-- BEGIN SUPPLIED DATA --

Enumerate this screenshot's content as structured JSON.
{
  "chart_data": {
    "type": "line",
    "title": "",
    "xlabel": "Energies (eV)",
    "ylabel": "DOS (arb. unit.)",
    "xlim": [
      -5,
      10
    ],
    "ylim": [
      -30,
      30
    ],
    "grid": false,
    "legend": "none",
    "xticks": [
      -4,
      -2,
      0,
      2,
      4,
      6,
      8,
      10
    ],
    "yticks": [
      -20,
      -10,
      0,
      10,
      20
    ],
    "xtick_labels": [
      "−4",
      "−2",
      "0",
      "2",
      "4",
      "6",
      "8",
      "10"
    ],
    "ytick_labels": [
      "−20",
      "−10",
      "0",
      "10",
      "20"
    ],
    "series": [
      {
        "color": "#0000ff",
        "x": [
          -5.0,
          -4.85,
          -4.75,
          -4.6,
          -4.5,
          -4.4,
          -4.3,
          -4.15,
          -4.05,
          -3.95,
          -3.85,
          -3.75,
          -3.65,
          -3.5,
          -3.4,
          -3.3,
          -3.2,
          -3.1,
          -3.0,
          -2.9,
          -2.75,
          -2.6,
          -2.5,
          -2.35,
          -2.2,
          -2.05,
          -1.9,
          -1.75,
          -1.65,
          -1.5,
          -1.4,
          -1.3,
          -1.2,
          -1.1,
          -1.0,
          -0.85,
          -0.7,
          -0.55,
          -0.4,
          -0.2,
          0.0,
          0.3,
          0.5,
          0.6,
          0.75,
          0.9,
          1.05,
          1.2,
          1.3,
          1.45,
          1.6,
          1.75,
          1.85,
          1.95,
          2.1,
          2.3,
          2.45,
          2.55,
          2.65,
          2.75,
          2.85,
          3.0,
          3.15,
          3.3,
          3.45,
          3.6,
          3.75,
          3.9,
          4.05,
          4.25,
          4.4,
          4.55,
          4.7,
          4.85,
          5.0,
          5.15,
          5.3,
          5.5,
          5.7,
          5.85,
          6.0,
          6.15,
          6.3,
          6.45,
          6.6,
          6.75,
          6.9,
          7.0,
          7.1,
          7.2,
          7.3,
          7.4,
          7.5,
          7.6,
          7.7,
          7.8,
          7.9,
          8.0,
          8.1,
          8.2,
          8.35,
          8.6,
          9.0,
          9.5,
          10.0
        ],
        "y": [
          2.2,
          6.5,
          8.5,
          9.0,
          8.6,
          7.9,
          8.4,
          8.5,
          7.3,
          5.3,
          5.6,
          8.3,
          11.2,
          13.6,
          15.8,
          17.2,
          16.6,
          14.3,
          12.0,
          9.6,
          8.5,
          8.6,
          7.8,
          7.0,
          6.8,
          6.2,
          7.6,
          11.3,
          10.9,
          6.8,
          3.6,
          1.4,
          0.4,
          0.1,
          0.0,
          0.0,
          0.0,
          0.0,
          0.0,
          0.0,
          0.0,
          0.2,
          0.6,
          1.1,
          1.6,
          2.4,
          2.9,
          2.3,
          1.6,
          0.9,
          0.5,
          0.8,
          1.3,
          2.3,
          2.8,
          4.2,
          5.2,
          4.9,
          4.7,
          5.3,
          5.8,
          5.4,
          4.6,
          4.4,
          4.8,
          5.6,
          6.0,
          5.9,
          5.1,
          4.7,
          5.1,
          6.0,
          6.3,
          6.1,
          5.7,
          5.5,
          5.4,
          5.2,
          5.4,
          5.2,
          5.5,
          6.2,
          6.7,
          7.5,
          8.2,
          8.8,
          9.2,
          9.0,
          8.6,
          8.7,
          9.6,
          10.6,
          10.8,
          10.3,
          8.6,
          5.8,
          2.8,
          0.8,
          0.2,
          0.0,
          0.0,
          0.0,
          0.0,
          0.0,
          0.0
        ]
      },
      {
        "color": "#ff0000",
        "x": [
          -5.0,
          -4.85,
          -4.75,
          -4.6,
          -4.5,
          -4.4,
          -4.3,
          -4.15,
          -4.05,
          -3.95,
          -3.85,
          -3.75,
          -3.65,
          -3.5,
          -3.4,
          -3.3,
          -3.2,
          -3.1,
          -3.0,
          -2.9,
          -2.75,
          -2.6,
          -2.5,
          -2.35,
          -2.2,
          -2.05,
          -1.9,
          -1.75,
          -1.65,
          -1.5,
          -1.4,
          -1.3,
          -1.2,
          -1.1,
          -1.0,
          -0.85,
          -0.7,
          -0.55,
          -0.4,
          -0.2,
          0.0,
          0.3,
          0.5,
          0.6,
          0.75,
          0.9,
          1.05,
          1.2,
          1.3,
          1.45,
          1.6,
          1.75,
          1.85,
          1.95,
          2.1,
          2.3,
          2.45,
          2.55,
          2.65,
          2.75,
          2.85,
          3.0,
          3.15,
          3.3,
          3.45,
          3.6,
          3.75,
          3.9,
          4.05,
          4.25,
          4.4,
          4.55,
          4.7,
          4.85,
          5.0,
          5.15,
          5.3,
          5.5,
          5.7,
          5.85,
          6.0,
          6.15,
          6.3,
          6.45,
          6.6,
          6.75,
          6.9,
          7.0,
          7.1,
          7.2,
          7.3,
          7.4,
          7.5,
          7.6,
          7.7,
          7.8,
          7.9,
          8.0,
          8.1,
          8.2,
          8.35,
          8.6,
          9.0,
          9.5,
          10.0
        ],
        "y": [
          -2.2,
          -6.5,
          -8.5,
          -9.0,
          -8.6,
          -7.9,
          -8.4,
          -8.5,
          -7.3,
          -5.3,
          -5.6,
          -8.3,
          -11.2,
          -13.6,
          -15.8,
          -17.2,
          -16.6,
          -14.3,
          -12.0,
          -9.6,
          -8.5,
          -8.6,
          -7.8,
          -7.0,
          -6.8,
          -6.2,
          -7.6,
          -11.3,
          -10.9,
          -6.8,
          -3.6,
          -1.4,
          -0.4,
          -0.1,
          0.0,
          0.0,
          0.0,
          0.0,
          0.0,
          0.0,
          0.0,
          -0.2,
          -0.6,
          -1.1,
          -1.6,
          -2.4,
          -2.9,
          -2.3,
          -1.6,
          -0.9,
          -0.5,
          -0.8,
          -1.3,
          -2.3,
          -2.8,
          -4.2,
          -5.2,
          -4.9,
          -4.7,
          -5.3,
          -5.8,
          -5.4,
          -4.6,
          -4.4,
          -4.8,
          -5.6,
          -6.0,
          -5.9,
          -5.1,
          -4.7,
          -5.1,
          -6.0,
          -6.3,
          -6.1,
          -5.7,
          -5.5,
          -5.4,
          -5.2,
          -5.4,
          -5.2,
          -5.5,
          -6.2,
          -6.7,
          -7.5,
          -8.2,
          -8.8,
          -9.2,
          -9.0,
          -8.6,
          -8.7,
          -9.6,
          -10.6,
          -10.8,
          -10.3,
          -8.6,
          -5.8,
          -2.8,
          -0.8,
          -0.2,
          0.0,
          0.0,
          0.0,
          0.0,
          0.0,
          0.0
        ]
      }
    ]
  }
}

-- END SUPPLIED DATA --

=== EXERCISE GOAL ===
Please output every record, keeping each line exact.

=== THE REPLY ===
Enumerate this screenshot's content as structured JSON.
{
  "chart_data": {
    "type": "line",
    "title": "",
    "xlabel": "Energies (eV)",
    "ylabel": "DOS (arb. unit.)",
    "xlim": [
      -5,
      10
    ],
    "ylim": [
      -30,
      30
    ],
    "grid": false,
    "legend": "none",
    "xticks": [
      -4,
      -2,
      0,
      2,
      4,
      6,
      8,
      10
    ],
    "yticks": [
      -20,
      -10,
      0,
      10,
      20
    ],
    "xtick_labels": [
      "−4",
      "−2",
      "0",
      "2",
      "4",
      "6",
      "8",
      "10"
    ],
    "ytick_labels": [
      "−20",
      "−10",
      "0",
      "10",
      "20"
    ],
    "series": [
      {
        "color": "#0000ff",
        "x": [
          -5.0,
          -4.85,
          -4.75,
          -4.6,
          -4.5,
          -4.4,
          -4.3,
          -4.15,
          -4.05,
          -3.95,
          -3.85,
          -3.75,
          -3.65,
          -3.5,
          -3.4,
          -3.3,
          -3.2,
          -3.1,
          -3.0,
          -2.9,
          -2.75,
          -2.6,
          -2.5,
          -2.35,
          -2.2,
          -2.05,
          -1.9,
          -1.75,
          -1.65,
          -1.5,
          -1.4,
          -1.3,
          -1.2,
          -1.1,
          -1.0,
          -0.85,
          -0.7,
          -0.55,
          -0.4,
          -0.2,
          0.0,
          0.3,
          0.5,
          0.6,
          0.75,
          0.9,
          1.05,
          1.2,
          1.3,
          1.45,
          1.6,
          1.75,
          1.85,
          1.95,
          2.1,
          2.3,
          2.45,
          2.55,
          2.65,
          2.75,
          2.85,
          3.0,
          3.15,
          3.3,
          3.45,
          3.6,
          3.75,
          3.9,
          4.05,
          4.25,
          4.4,
          4.55,
          4.7,
          4.85,
          5.0,
          5.15,
          5.3,
          5.5,
          5.7,
          5.85,
          6.0,
          6.15,
          6.3,
          6.45,
          6.6,
          6.75,
          6.9,
          7.0,
          7.1,
          7.2,
          7.3,
          7.4,
          7.5,
          7.6,
          7.7,
          7.8,
          7.9,
          8.0,
          8.1,
          8.2,
          8.35,
          8.6,
          9.0,
          9.5,
          10.0
        ],
        "y": [
          2.2,
          6.5,
          8.5,
          9.0,
          8.6,
          7.9,
          8.4,
          8.5,
          7.3,
          5.3,
          5.6,
          8.3,
          11.2,
          13.6,
          15.8,
          17.2,
          16.6,
          14.3,
          12.0,
          9.6,
          8.5,
          8.6,
          7.8,
          7.0,
          6.8,
          6.2,
          7.6,
          11.3,
          10.9,
          6.8,
          3.6,
          1.4,
          0.4,
          0.1,
          0.0,
          0.0,
          0.0,
          0.0,
          0.0,
          0.0,
          0.0,
          0.2,
          0.6,
          1.1,
          1.6,
          2.4,
          2.9,
          2.3,
          1.6,
          0.9,
          0.5,
          0.8,
          1.3,
          2.3,
          2.8,
          4.2,
          5.2,
          4.9,
          4.7,
          5.3,
          5.8,
          5.4,
          4.6,
          4.4,
          4.8,
          5.6,
          6.0,
          5.9,
          5.1,
          4.7,
          5.1,
          6.0,
          6.3,
          6.1,
          5.7,
          5.5,
          5.4,
          5.2,
          5.4,
          5.2,
          5.5,
          6.2,
          6.7,
          7.5,
          8.2,
          8.8,
          9.2,
          9.0,
          8.6,
          8.7,
          9.6,
          10.6,
          10.8,
          10.3,
          8.6,
          5.8,
          2.8,
          0.8,
          0.2,
          0.0,
          0.0,
          0.0,
          0.0,
          0.0,
          0.0
        ]
      },
      {
        "color": "#ff0000",
        "x": [
          -5.0,
          -4.85,
          -4.75,
          -4.6,
          -4.5,
          -4.4,
          -4.3,
          -4.15,
          -4.05,
          -3.95,
          -3.85,
          -3.75,
          -3.65,
          -3.5,
          -3.4,
          -3.3,
          -3.2,
          -3.1,
          -3.0,
          -2.9,
          -2.75,
          -2.6,
          -2.5,
          -2.35,
          -2.2,
          -2.05,
          -1.9,
          -1.75,
          -1.65,
          -1.5,
          -1.4,
          -1.3,
          -1.2,
          -1.1,
          -1.0,
          -0.85,
          -0.7,
          -0.55,
          -0.4,
          -0.2,
          0.0,
          0.3,
          0.5,
          0.6,
          0.75,
          0.9,
          1.05,
          1.2,
          1.3,
          1.45,
          1.6,
          1.75,
          1.85,
          1.95,
          2.1,
          2.3,
          2.45,
          2.55,
          2.65,
          2.75,
          2.85,
          3.0,
          3.15,
          3.3,
          3.45,
          3.6,
          3.75,
          3.9,
          4.05,
          4.25,
          4.4,
          4.55,
          4.7,
          4.85,
          5.0,
          5.15,
          5.3,
          5.5,
          5.7,
          5.85,
          6.0,
          6.15,
          6.3,
          6.45,
          6.6,
          6.75,
          6.9,
          7.0,
          7.1,
          7.2,
          7.3,
          7.4,
          7.5,
          7.6,
          7.7,
          7.8,
          7.9,
          8.0,
          8.1,
          8.2,
          8.35,
          8.6,
          9.0,
          9.5,
          10.0
        ],
        "y": [
          -2.2,
          -6.5,
          -8.5,
          -9.0,
          -8.6,
          -7.9,
          -8.4,
          -8.5,
          -7.3,
          -5.3,
          -5.6,
          -8.3,
          -11.2,
          -13.6,
          -15.8,
          -17.2,
          -16.6,
          -14.3,
          -12.0,
          -9.6,
          -8.5,
          -8.6,
          -7.8,
          -7.0,
          -6.8,
          -6.2,
          -7.6,
          -11.3,
          -10.9,
          -6.8,
          -3.6,
          -1.4,
          -0.4,
          -0.1,
          0.0,
          0.0,
          0.0,
          0.0,
          0.0,
          0.0,
          0.0,
          -0.2,
          -0.6,
          -1.1,
          -1.6,
          -2.4,
          -2.9,
          -2.3,
          -1.6,
          -0.9,
          -0.5,
          -0.8,
          -1.3,
          -2.3,
          -2.8,
          -4.2,
          -5.2,
          -4.9,
          -4.7,
          -5.3,
          -5.8,
          -5.4,
          -4.6,
          -4.4,
          -4.8,
          -5.6,
          -6.0,
          -5.9,
          -5.1,
          -4.7,
          -5.1,
          -6.0,
          -6.3,
          -6.1,
          -5.7,
          -5.5,
          -5.4,
          -5.2,
          -5.4,
          -5.2,
          -5.5,
          -6.2,
          -6.7,
          -7.5,
          -8.2,
          -8.8,
          -9.2,
          -9.0,
          -8.6,
          -8.7,
          -9.6,
          -10.6,
          -10.8,
          -10.3,
          -8.6,
          -5.8,
          -2.8,
          -0.8,
          -0.2,
          0.0,
          0.0,
          0.0,
          0.0,
          0.0,
          0.0
        ]
      }
    ]
  }
}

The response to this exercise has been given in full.